- [ROWS]:
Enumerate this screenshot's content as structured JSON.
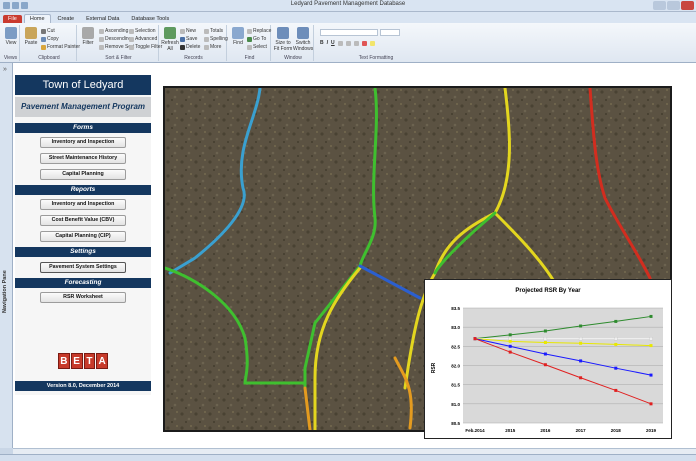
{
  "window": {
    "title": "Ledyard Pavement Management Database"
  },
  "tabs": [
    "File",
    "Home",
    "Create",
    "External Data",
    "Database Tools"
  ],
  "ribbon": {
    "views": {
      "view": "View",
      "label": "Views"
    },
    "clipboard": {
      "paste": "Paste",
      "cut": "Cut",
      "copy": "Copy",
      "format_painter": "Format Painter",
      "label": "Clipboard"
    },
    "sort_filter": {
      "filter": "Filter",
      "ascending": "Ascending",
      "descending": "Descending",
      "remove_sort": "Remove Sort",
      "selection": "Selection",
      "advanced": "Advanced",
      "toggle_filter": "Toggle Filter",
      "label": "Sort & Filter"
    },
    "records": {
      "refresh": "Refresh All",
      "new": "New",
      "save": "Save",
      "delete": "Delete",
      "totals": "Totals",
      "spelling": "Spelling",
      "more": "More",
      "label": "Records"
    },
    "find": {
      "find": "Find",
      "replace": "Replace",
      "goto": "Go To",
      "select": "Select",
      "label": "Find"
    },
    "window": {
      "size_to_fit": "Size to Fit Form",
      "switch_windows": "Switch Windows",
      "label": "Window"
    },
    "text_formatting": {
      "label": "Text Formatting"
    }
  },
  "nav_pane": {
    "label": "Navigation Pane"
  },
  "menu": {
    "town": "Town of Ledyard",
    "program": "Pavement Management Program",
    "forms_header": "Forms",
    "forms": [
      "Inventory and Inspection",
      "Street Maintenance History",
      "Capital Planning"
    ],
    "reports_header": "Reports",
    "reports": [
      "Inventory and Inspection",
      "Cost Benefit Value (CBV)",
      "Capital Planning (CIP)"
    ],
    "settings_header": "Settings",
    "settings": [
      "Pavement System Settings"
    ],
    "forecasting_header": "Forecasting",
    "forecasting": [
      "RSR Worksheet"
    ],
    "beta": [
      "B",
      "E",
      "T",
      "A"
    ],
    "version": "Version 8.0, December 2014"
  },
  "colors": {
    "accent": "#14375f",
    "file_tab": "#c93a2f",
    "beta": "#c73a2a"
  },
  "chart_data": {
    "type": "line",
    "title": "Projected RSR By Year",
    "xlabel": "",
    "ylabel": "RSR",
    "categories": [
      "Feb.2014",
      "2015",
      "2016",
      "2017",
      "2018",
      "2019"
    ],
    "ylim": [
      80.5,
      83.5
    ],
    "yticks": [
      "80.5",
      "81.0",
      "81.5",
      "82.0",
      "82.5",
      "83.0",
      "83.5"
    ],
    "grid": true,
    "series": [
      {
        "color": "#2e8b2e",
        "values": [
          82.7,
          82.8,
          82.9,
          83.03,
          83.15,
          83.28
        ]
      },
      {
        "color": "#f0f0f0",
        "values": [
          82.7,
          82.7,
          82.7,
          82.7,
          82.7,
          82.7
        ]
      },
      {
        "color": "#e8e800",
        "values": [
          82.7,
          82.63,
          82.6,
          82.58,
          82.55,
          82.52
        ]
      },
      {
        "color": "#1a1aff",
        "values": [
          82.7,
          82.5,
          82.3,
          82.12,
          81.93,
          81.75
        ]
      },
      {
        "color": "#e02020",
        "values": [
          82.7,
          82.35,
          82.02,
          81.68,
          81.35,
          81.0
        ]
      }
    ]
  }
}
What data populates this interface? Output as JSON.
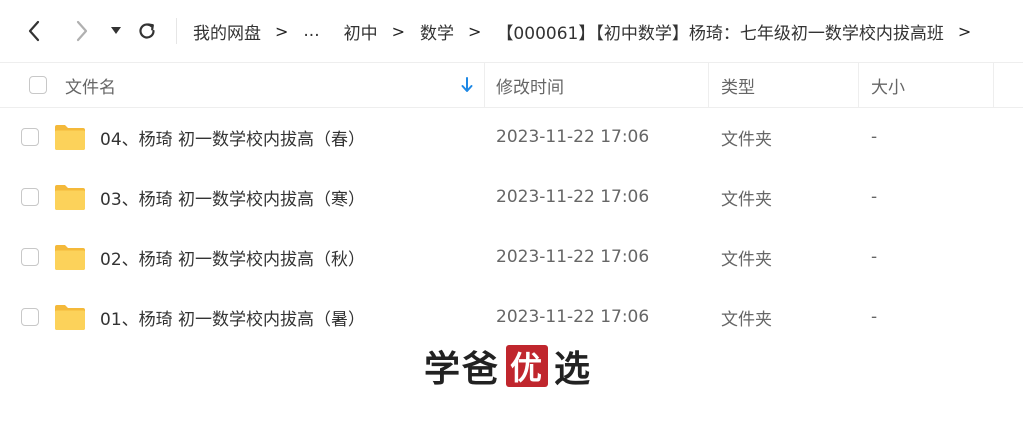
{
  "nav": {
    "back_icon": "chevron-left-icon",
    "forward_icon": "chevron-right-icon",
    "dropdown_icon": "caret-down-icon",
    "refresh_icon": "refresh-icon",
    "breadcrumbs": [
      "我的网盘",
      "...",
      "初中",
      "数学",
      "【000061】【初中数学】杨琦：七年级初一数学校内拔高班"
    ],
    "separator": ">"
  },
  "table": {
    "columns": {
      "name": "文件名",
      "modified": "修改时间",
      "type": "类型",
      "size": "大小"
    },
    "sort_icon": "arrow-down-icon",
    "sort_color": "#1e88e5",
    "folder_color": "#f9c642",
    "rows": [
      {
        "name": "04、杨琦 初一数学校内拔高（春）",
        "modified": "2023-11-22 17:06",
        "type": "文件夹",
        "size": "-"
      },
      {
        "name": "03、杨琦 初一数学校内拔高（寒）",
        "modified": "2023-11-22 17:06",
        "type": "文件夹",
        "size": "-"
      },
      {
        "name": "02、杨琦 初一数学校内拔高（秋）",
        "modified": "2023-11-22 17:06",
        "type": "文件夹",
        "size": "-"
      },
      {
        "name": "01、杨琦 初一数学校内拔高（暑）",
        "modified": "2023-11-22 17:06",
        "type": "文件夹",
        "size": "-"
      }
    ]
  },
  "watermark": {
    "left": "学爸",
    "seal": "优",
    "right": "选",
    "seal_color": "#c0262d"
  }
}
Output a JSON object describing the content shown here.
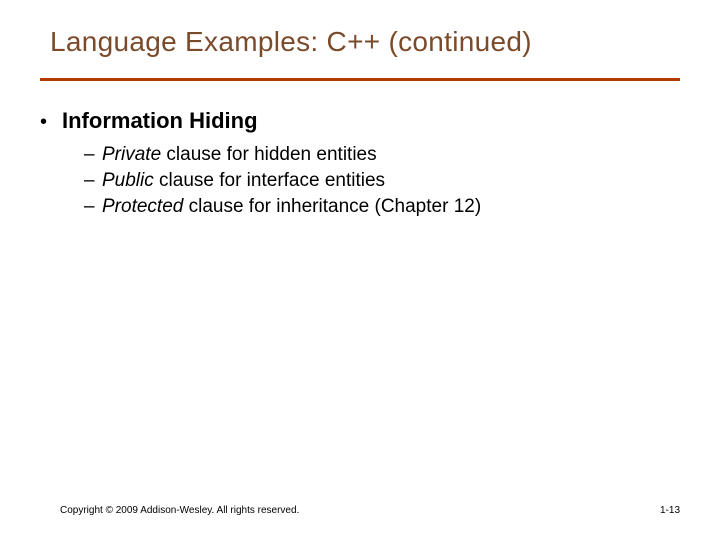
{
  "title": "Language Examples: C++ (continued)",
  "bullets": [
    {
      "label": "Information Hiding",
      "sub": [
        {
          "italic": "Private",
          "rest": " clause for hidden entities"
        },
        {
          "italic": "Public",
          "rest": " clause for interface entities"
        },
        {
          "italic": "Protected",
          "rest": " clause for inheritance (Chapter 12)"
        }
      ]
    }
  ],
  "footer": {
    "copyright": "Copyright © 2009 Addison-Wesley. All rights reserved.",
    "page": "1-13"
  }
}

...

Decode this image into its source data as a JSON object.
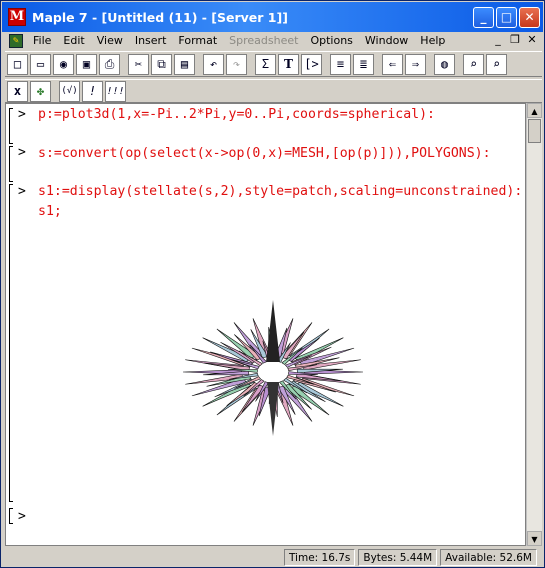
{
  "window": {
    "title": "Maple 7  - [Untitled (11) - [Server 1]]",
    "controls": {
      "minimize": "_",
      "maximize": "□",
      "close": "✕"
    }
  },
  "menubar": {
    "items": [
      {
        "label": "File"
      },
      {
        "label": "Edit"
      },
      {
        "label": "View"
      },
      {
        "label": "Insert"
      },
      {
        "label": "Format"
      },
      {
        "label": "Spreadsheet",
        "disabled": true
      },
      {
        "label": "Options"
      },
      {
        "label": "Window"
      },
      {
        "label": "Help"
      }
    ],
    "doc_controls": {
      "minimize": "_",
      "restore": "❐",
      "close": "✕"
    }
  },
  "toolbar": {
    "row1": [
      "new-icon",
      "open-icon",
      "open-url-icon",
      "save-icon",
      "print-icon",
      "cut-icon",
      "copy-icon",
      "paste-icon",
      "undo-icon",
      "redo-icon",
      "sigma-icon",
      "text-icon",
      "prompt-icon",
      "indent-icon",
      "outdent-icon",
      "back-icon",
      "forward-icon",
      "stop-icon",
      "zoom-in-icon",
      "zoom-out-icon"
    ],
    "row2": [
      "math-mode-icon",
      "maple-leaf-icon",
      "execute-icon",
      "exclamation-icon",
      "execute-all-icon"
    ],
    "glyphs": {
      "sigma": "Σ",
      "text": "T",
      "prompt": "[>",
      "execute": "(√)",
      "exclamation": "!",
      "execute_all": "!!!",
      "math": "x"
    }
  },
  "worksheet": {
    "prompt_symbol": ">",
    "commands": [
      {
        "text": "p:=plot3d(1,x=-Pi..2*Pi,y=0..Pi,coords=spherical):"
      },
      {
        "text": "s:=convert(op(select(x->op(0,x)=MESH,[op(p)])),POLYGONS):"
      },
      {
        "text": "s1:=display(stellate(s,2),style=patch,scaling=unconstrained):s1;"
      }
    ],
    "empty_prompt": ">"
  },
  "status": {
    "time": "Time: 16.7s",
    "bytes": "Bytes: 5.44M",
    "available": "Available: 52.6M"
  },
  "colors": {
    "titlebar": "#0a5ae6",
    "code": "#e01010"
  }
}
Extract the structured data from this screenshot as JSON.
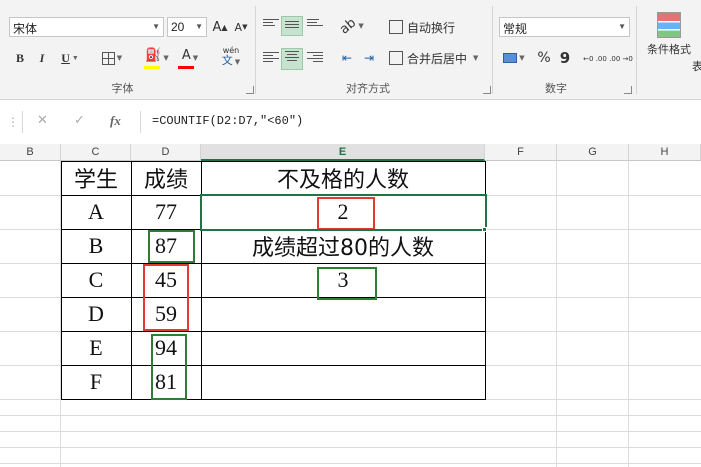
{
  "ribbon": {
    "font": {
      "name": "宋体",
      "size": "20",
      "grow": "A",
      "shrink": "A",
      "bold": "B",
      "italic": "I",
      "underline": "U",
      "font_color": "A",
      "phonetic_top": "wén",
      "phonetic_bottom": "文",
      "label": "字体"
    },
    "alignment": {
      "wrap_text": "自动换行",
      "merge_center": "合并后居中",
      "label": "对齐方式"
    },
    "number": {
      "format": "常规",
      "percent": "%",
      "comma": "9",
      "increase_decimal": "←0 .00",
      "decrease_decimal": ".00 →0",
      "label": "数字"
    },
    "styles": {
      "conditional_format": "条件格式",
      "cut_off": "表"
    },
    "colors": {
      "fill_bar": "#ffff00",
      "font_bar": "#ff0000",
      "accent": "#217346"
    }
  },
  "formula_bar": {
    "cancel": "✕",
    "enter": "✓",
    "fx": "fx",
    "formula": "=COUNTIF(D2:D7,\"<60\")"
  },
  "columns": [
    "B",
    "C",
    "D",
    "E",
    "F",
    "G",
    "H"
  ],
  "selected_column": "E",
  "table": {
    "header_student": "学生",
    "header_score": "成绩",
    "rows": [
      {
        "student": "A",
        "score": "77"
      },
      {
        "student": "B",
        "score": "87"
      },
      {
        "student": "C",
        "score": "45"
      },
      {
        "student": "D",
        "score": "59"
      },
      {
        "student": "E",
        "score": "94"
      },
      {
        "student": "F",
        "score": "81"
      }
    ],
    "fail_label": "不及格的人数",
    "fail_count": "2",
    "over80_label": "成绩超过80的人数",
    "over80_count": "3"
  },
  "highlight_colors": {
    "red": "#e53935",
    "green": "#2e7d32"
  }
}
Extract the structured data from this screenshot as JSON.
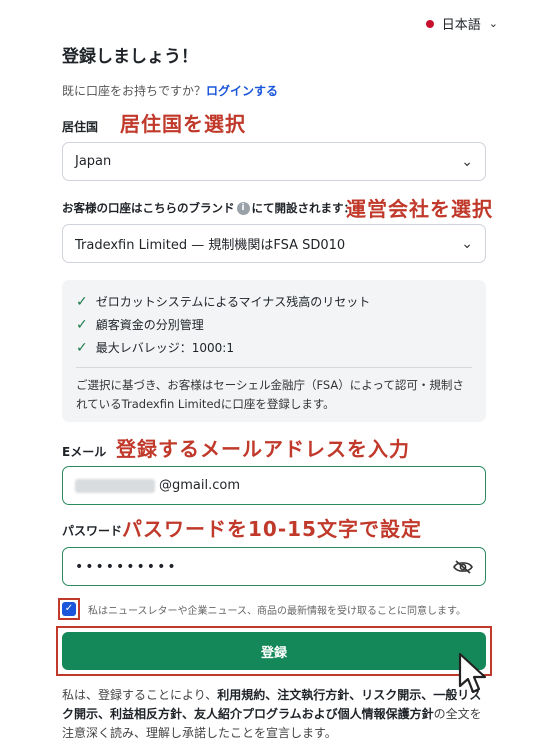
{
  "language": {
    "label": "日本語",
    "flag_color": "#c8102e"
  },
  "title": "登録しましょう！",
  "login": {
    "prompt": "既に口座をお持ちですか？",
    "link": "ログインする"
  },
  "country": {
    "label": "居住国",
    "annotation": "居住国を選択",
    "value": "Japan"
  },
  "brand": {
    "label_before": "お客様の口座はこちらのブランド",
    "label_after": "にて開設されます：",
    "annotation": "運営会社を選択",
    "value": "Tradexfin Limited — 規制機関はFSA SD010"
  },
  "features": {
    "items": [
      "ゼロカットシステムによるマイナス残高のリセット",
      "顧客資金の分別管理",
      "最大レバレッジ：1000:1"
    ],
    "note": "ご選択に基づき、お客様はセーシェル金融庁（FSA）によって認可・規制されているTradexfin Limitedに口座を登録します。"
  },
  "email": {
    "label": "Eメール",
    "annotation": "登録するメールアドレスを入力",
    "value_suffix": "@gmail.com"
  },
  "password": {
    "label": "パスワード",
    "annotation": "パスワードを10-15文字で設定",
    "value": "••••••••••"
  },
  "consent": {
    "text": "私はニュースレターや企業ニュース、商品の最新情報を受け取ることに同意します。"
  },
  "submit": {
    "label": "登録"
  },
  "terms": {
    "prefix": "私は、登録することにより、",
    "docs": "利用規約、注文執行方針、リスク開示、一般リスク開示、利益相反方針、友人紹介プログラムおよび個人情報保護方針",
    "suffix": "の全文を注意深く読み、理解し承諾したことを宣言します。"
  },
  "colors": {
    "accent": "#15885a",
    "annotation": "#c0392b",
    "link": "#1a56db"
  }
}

--

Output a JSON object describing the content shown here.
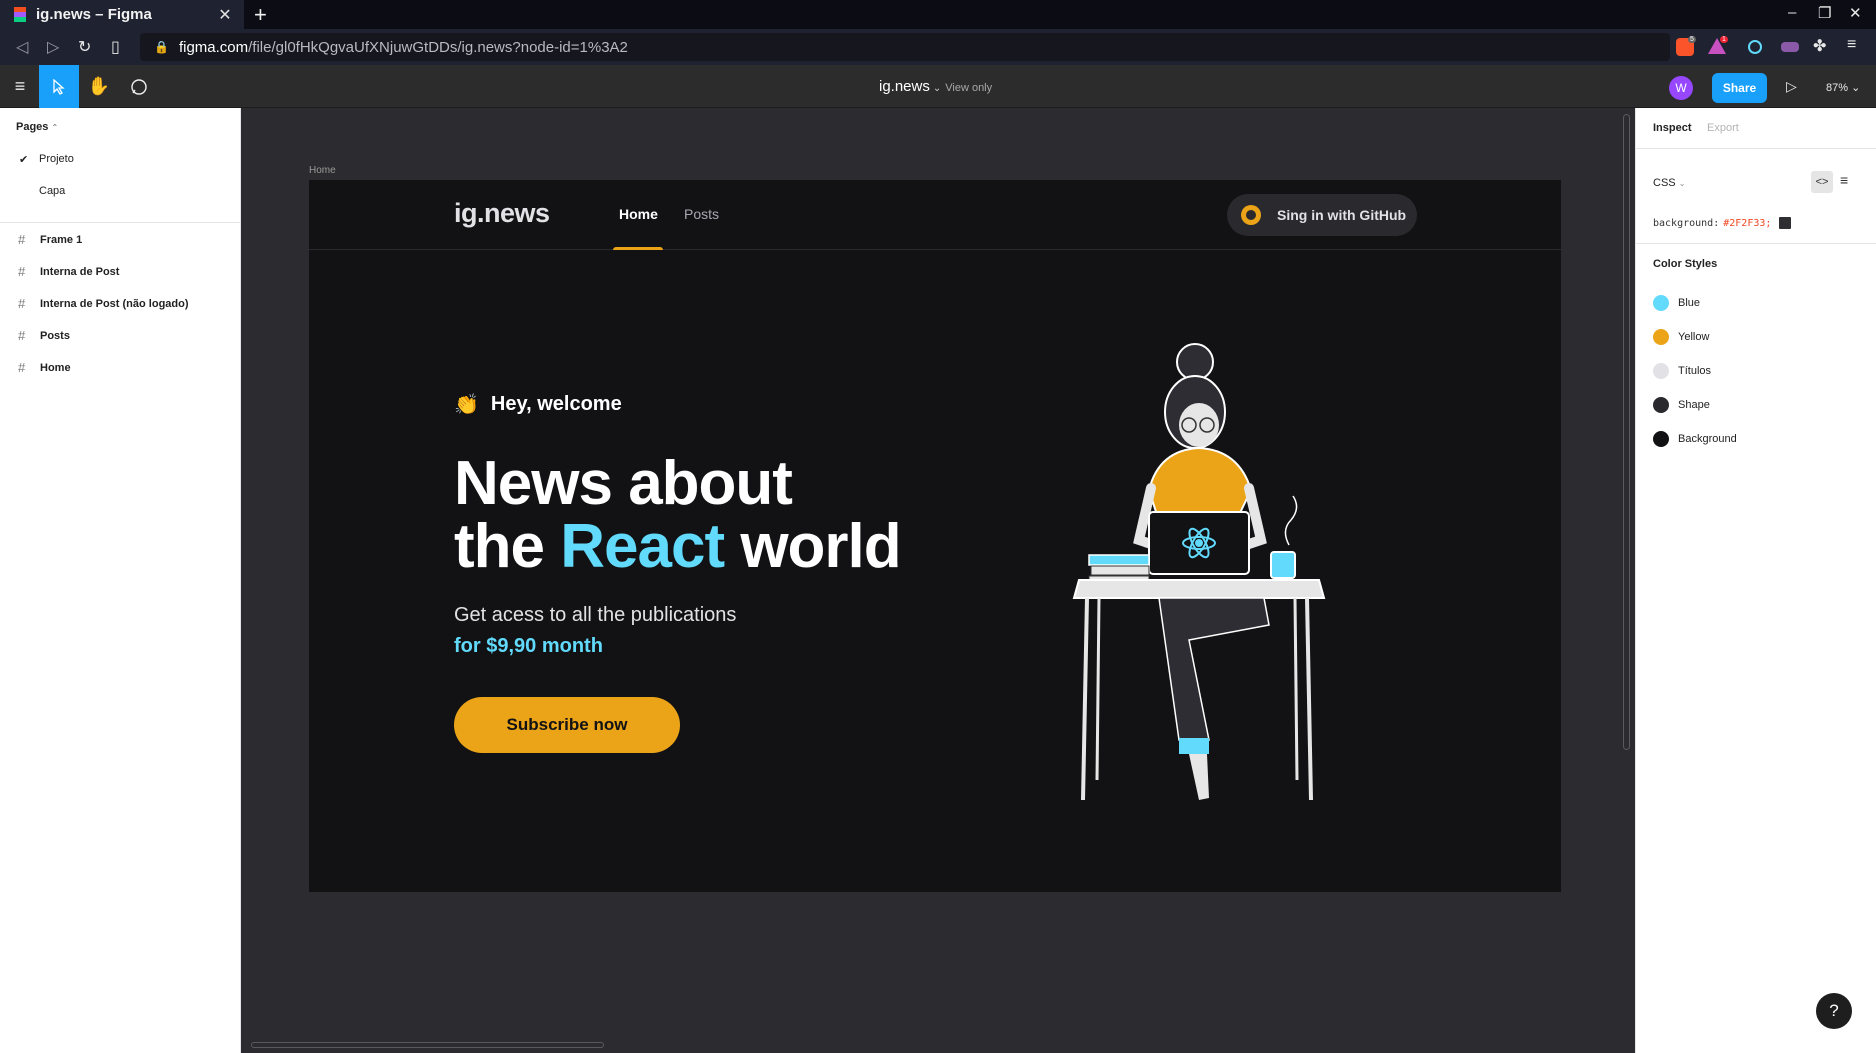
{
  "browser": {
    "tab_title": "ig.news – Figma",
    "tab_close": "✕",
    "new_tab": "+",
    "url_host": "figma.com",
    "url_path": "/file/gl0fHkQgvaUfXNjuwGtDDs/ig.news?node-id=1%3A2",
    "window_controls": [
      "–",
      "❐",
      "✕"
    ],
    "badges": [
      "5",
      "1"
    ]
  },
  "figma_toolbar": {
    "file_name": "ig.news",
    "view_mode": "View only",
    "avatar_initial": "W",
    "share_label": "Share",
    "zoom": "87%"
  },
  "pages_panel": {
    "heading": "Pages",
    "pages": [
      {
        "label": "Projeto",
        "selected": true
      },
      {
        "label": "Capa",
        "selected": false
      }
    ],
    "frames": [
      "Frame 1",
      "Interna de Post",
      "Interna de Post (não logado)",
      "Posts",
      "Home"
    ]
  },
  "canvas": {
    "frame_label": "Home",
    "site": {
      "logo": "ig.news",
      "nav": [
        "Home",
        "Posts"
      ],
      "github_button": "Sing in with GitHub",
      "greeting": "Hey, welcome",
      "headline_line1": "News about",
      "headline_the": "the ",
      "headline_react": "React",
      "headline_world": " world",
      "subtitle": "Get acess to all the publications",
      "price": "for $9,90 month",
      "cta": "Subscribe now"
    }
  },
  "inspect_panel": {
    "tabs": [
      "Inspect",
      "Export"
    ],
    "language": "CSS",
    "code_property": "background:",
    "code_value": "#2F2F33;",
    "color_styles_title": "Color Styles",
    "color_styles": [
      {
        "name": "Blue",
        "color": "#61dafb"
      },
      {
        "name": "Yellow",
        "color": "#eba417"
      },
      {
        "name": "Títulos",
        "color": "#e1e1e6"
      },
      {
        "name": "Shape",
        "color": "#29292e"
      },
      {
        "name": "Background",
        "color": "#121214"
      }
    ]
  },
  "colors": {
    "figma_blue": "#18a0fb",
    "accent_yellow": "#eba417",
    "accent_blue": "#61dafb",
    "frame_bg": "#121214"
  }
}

- [TASK GOAL]: Find out how many lines in the listing contain the string "entities". Give the number alone.

- [WRITTEN RESPONSE]: 2